===== Provided records =====

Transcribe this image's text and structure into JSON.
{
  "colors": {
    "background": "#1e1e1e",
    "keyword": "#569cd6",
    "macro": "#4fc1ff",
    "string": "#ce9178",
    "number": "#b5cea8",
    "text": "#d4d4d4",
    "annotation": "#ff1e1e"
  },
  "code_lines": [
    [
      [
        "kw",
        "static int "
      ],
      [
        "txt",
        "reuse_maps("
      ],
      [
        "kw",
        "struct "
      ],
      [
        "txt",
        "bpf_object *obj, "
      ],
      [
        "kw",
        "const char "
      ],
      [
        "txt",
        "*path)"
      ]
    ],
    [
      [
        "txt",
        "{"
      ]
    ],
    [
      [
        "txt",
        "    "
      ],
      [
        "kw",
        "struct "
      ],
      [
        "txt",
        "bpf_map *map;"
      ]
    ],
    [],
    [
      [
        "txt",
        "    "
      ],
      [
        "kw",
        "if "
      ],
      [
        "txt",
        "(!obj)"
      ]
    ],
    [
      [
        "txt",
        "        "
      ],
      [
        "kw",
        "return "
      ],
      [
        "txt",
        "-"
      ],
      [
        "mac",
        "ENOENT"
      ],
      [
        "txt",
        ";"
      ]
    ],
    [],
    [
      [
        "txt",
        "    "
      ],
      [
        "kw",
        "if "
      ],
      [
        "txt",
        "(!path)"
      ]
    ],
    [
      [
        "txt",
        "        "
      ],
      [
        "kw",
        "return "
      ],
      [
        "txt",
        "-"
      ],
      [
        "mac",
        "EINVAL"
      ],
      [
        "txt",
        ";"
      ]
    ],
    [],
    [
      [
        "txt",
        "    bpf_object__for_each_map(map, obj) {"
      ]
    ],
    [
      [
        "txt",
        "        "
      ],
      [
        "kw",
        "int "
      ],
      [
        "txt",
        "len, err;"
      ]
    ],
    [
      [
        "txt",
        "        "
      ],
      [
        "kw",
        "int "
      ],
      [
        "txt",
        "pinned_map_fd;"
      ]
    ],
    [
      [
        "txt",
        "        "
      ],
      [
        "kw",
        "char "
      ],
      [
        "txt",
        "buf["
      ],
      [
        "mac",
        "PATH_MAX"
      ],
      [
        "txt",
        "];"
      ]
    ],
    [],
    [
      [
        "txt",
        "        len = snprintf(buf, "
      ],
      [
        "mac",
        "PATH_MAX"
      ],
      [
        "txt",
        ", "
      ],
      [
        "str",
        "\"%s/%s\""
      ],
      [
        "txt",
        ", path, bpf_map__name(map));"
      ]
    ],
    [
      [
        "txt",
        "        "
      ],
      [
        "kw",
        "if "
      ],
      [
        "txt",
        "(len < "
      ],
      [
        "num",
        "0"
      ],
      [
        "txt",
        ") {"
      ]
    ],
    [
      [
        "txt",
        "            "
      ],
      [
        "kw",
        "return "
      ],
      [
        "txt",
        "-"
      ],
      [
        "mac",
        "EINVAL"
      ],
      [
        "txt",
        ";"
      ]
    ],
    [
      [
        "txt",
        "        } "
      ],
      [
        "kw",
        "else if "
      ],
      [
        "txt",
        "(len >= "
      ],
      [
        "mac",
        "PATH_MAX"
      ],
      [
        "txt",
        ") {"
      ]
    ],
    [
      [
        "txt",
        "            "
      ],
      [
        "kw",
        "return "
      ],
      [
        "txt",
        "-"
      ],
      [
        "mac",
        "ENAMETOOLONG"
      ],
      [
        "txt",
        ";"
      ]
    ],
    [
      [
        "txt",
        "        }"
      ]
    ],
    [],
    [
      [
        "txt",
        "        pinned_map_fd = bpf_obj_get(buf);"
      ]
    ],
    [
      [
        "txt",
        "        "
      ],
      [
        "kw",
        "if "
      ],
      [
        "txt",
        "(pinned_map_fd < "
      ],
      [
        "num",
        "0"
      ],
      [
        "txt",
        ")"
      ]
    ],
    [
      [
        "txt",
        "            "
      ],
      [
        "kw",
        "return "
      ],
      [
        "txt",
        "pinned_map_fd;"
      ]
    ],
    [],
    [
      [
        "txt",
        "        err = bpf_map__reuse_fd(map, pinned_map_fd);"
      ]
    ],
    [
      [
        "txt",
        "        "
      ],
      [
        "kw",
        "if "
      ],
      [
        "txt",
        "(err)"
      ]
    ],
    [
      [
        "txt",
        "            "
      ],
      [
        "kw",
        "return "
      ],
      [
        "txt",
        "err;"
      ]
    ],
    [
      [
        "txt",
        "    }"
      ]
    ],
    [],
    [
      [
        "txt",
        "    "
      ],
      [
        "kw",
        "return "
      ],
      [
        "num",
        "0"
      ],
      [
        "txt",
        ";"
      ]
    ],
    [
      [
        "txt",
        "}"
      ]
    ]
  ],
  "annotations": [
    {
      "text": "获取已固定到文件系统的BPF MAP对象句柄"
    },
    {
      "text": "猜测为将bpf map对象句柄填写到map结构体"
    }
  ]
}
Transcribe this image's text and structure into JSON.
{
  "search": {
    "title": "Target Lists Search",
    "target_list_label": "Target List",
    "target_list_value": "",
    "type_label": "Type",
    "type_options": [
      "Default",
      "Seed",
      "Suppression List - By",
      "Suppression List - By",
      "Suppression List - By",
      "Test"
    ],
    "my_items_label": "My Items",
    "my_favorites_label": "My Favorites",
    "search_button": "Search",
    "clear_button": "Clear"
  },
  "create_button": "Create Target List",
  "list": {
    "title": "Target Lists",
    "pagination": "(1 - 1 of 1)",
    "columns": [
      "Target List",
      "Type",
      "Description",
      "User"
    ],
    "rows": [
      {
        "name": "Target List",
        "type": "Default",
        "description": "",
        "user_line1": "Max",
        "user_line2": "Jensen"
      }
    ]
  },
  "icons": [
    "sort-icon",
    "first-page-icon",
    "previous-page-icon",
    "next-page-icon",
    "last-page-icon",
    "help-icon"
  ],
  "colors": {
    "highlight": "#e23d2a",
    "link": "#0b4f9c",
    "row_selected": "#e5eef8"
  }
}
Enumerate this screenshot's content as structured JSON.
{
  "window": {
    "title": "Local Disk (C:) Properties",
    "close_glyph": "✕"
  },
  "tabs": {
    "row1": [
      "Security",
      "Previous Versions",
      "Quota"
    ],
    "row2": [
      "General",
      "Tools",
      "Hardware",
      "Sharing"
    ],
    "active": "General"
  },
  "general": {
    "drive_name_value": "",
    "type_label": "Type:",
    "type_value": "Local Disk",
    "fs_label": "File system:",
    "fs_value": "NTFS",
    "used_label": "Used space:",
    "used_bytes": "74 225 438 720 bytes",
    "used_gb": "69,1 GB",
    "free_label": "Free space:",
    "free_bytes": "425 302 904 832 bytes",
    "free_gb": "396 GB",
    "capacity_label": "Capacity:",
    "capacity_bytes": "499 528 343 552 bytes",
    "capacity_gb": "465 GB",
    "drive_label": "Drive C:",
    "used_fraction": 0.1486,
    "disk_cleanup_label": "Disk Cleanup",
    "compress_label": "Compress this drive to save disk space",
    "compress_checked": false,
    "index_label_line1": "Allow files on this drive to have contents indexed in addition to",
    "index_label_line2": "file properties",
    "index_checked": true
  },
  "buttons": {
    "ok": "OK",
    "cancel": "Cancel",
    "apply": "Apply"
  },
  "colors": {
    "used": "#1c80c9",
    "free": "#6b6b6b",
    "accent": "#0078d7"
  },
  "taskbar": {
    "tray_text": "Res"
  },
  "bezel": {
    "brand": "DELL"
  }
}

=====

Problem to solve —
Recopy all the lines exactly as they appear.

Result for this exercise —
Transcribe this image's text and structure into JSON.
{
  "colors": {
    "background": "#1e1e1e",
    "keyword": "#569cd6",
    "macro": "#4fc1ff",
    "string": "#ce9178",
    "number": "#b5cea8",
    "text": "#d4d4d4",
    "annotation": "#ff1e1e"
  },
  "code_lines": [
    [
      [
        "kw",
        "static int "
      ],
      [
        "txt",
        "reuse_maps("
      ],
      [
        "kw",
        "struct "
      ],
      [
        "txt",
        "bpf_object *obj, "
      ],
      [
        "kw",
        "const char "
      ],
      [
        "txt",
        "*path)"
      ]
    ],
    [
      [
        "txt",
        "{"
      ]
    ],
    [
      [
        "txt",
        "    "
      ],
      [
        "kw",
        "struct "
      ],
      [
        "txt",
        "bpf_map *map;"
      ]
    ],
    [],
    [
      [
        "txt",
        "    "
      ],
      [
        "kw",
        "if "
      ],
      [
        "txt",
        "(!obj)"
      ]
    ],
    [
      [
        "txt",
        "        "
      ],
      [
        "kw",
        "return "
      ],
      [
        "txt",
        "-"
      ],
      [
        "mac",
        "ENOENT"
      ],
      [
        "txt",
        ";"
      ]
    ],
    [],
    [
      [
        "txt",
        "    "
      ],
      [
        "kw",
        "if "
      ],
      [
        "txt",
        "(!path)"
      ]
    ],
    [
      [
        "txt",
        "        "
      ],
      [
        "kw",
        "return "
      ],
      [
        "txt",
        "-"
      ],
      [
        "mac",
        "EINVAL"
      ],
      [
        "txt",
        ";"
      ]
    ],
    [],
    [
      [
        "txt",
        "    bpf_object__for_each_map(map, obj) {"
      ]
    ],
    [
      [
        "txt",
        "        "
      ],
      [
        "kw",
        "int "
      ],
      [
        "txt",
        "len, err;"
      ]
    ],
    [
      [
        "txt",
        "        "
      ],
      [
        "kw",
        "int "
      ],
      [
        "txt",
        "pinned_map_fd;"
      ]
    ],
    [
      [
        "txt",
        "        "
      ],
      [
        "kw",
        "char "
      ],
      [
        "txt",
        "buf["
      ],
      [
        "mac",
        "PATH_MAX"
      ],
      [
        "txt",
        "];"
      ]
    ],
    [],
    [
      [
        "txt",
        "        len = snprintf(buf, "
      ],
      [
        "mac",
        "PATH_MAX"
      ],
      [
        "txt",
        ", "
      ],
      [
        "str",
        "\"%s/%s\""
      ],
      [
        "txt",
        ", path, bpf_map__name(map));"
      ]
    ],
    [
      [
        "txt",
        "        "
      ],
      [
        "kw",
        "if "
      ],
      [
        "txt",
        "(len < "
      ],
      [
        "num",
        "0"
      ],
      [
        "txt",
        ") {"
      ]
    ],
    [
      [
        "txt",
        "            "
      ],
      [
        "kw",
        "return "
      ],
      [
        "txt",
        "-"
      ],
      [
        "mac",
        "EINVAL"
      ],
      [
        "txt",
        ";"
      ]
    ],
    [
      [
        "txt",
        "        } "
      ],
      [
        "kw",
        "else if "
      ],
      [
        "txt",
        "(len >= "
      ],
      [
        "mac",
        "PATH_MAX"
      ],
      [
        "txt",
        ") {"
      ]
    ],
    [
      [
        "txt",
        "            "
      ],
      [
        "kw",
        "return "
      ],
      [
        "txt",
        "-"
      ],
      [
        "mac",
        "ENAMETOOLONG"
      ],
      [
        "txt",
        ";"
      ]
    ],
    [
      [
        "txt",
        "        }"
      ]
    ],
    [],
    [
      [
        "txt",
        "        pinned_map_fd = bpf_obj_get(buf);"
      ]
    ],
    [
      [
        "txt",
        "        "
      ],
      [
        "kw",
        "if "
      ],
      [
        "txt",
        "(pinned_map_fd < "
      ],
      [
        "num",
        "0"
      ],
      [
        "txt",
        ")"
      ]
    ],
    [
      [
        "txt",
        "            "
      ],
      [
        "kw",
        "return "
      ],
      [
        "txt",
        "pinned_map_fd;"
      ]
    ],
    [],
    [
      [
        "txt",
        "        err = bpf_map__reuse_fd(map, pinned_map_fd);"
      ]
    ],
    [
      [
        "txt",
        "        "
      ],
      [
        "kw",
        "if "
      ],
      [
        "txt",
        "(err)"
      ]
    ],
    [
      [
        "txt",
        "            "
      ],
      [
        "kw",
        "return "
      ],
      [
        "txt",
        "err;"
      ]
    ],
    [
      [
        "txt",
        "    }"
      ]
    ],
    [],
    [
      [
        "txt",
        "    "
      ],
      [
        "kw",
        "return "
      ],
      [
        "num",
        "0"
      ],
      [
        "txt",
        ";"
      ]
    ],
    [
      [
        "txt",
        "}"
      ]
    ]
  ],
  "annotations": [
    {
      "text": "获取已固定到文件系统的BPF MAP对象句柄"
    },
    {
      "text": "猜测为将bpf map对象句柄填写到map结构体"
    }
  ]
}
Transcribe this image's text and structure into JSON.
{
  "search": {
    "title": "Target Lists Search",
    "target_list_label": "Target List",
    "target_list_value": "",
    "type_label": "Type",
    "type_options": [
      "Default",
      "Seed",
      "Suppression List - By",
      "Suppression List - By",
      "Suppression List - By",
      "Test"
    ],
    "my_items_label": "My Items",
    "my_favorites_label": "My Favorites",
    "search_button": "Search",
    "clear_button": "Clear"
  },
  "create_button": "Create Target List",
  "list": {
    "title": "Target Lists",
    "pagination": "(1 - 1 of 1)",
    "columns": [
      "Target List",
      "Type",
      "Description",
      "User"
    ],
    "rows": [
      {
        "name": "Target List",
        "type": "Default",
        "description": "",
        "user_line1": "Max",
        "user_line2": "Jensen"
      }
    ]
  },
  "icons": [
    "sort-icon",
    "first-page-icon",
    "previous-page-icon",
    "next-page-icon",
    "last-page-icon",
    "help-icon"
  ],
  "colors": {
    "highlight": "#e23d2a",
    "link": "#0b4f9c",
    "row_selected": "#e5eef8"
  }
}
Enumerate this screenshot's content as structured JSON.
{
  "window": {
    "title": "Local Disk (C:) Properties",
    "close_glyph": "✕"
  },
  "tabs": {
    "row1": [
      "Security",
      "Previous Versions",
      "Quota"
    ],
    "row2": [
      "General",
      "Tools",
      "Hardware",
      "Sharing"
    ],
    "active": "General"
  },
  "general": {
    "drive_name_value": "",
    "type_label": "Type:",
    "type_value": "Local Disk",
    "fs_label": "File system:",
    "fs_value": "NTFS",
    "used_label": "Used space:",
    "used_bytes": "74 225 438 720 bytes",
    "used_gb": "69,1 GB",
    "free_label": "Free space:",
    "free_bytes": "425 302 904 832 bytes",
    "free_gb": "396 GB",
    "capacity_label": "Capacity:",
    "capacity_bytes": "499 528 343 552 bytes",
    "capacity_gb": "465 GB",
    "drive_label": "Drive C:",
    "used_fraction": 0.1486,
    "disk_cleanup_label": "Disk Cleanup",
    "compress_label": "Compress this drive to save disk space",
    "compress_checked": false,
    "index_label_line1": "Allow files on this drive to have contents indexed in addition to",
    "index_label_line2": "file properties",
    "index_checked": true
  },
  "buttons": {
    "ok": "OK",
    "cancel": "Cancel",
    "apply": "Apply"
  },
  "colors": {
    "used": "#1c80c9",
    "free": "#6b6b6b",
    "accent": "#0078d7"
  },
  "taskbar": {
    "tray_text": "Res"
  },
  "bezel": {
    "brand": "DELL"
  }
}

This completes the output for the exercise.